§ Extrait choisi
◇ ◇ ◇
À elle seule, la dépendance européenne à l’égard des importations ne permet pas d’expliquer le niveau de criticité qui pèse sur certaines matières premières. En effet, ce précédent facteur est le plus souvent combiné à une haute importance économique et stratégique du matériau. Dans un contexte de transition énergétique et numérique, renforcer les chaines d’approvisionnement des MPC fait donc figure de nécessité absolue pour l’UE. Sans cela, le Pacte vert européen qui vise la neutralité carbone à l’horizon 2050 ne saurait être un succès. C’est d’autant plus vrai quand on sait qu’une éolienne peut contenir près de 200 kg de néodyme (un des éléments de Terres Rares) par mégawatt installé [5]. En conséquence, le développement d’un parc éolien européen dépendra de la faculté de l’UE à renforcer son niveau de sécurité minérale.
◇ ◇ ◇
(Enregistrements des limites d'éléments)

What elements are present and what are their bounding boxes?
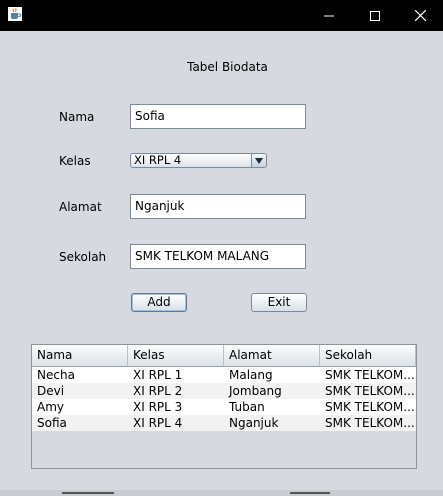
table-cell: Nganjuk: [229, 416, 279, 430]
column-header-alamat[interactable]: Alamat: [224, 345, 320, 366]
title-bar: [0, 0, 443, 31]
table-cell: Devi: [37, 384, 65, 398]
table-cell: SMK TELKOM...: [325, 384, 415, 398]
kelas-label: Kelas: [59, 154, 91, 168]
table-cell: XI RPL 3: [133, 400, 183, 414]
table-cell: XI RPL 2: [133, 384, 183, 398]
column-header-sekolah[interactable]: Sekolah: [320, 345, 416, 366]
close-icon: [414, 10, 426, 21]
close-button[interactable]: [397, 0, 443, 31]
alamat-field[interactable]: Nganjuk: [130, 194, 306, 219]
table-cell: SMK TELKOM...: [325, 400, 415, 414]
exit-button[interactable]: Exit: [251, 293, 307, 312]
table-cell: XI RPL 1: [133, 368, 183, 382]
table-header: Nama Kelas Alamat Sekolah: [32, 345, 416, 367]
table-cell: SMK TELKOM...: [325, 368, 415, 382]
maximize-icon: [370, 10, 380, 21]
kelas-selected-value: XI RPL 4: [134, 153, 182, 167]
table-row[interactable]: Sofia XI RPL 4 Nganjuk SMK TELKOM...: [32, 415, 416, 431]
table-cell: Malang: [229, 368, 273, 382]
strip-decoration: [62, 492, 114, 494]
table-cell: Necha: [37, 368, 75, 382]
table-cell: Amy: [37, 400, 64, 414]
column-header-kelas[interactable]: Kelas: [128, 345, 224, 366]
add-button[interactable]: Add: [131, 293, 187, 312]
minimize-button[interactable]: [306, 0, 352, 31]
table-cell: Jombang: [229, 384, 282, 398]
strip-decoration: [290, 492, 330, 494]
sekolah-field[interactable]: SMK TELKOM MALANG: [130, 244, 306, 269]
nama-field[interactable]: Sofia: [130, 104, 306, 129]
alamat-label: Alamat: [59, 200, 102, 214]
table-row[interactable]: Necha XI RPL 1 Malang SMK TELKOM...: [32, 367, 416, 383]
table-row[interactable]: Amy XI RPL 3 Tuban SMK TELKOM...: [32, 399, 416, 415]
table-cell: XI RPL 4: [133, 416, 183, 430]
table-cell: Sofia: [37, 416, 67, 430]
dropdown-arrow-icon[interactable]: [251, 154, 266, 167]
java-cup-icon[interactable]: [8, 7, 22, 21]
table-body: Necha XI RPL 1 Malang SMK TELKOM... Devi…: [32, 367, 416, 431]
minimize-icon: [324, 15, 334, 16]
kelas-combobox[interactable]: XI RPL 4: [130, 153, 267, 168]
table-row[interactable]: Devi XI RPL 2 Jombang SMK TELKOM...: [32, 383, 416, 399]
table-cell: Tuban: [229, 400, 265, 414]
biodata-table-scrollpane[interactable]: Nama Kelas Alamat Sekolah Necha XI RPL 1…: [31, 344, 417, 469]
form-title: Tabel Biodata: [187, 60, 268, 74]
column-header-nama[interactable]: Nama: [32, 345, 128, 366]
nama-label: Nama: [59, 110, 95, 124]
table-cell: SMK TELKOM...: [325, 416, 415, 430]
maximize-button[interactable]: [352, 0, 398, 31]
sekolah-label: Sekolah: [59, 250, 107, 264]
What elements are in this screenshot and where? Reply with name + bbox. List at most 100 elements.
◇ ◇ ◇
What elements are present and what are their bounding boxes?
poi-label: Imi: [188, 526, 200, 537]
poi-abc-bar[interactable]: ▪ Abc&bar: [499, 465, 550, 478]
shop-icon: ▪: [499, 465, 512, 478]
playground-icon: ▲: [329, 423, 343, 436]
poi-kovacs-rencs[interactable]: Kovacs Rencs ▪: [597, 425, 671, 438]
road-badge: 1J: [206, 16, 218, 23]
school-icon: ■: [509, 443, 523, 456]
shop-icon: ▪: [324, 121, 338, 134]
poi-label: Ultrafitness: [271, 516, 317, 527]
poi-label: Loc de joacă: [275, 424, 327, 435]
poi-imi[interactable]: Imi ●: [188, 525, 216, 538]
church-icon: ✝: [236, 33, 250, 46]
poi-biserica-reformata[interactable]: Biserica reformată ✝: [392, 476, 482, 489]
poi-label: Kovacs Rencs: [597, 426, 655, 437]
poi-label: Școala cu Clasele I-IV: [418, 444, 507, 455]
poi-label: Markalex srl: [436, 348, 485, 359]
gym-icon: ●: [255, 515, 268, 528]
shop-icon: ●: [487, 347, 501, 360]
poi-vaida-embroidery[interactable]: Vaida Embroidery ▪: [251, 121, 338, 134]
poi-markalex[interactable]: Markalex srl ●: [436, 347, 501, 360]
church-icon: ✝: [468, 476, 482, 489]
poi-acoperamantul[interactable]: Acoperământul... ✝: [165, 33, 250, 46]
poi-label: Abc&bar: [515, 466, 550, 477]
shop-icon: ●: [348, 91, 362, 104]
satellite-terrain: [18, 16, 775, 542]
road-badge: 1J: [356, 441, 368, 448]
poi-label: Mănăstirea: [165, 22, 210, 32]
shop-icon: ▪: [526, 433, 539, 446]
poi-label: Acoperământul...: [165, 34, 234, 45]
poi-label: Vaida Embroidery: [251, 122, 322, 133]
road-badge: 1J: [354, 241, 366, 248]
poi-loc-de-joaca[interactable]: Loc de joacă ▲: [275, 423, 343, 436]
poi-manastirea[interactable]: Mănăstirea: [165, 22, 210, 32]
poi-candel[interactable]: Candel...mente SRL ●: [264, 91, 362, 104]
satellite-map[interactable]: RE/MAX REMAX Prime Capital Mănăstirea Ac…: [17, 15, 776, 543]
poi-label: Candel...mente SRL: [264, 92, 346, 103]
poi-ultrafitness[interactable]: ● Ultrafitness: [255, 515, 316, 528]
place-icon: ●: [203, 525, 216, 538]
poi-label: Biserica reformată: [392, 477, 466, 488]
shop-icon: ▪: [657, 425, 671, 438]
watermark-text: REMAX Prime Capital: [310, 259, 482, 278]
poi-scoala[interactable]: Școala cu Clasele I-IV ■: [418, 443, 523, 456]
◇ ◇ ◇
§ Consignes
1. Reproduisez fidèlement le passage du texte sur les matières premières critiques qui commence à « À elle seule, la » et se termine à « de sécurité minérale. ».
2. D'après le texte sur les matières premières critiques, quelle masse de néodyme une éolienne peut-elle contenir par mégawatt installé ?

§ Tâches résolues
1.
À elle seule, la dépendance européenne à l’égard des importations ne permet pas d’expliquer le niveau de criticité qui pèse sur certaines matières premières. En effet, ce précédent facteur est le plus souvent combiné à une haute importance économique et stratégique du matériau. Dans un contexte de transition énergétique et numérique, renforcer les chaines d’approvisionnement des MPC fait donc figure de nécessité absolue pour l’UE. Sans cela, le Pacte vert européen qui vise la neutralité carbone à l’horizon 2050 ne saurait être un succès. C’est d’autant plus vrai quand on sait qu’une éolienne peut contenir près de 200 kg de néodyme (un des éléments de Terres Rares) par mégawatt installé [5]. En conséquence, le développement d’un parc éolien européen dépendra de la faculté de l’UE à renforcer son niveau de sécurité minérale.

2. Près de 200 kg de néodyme par mégawatt installé.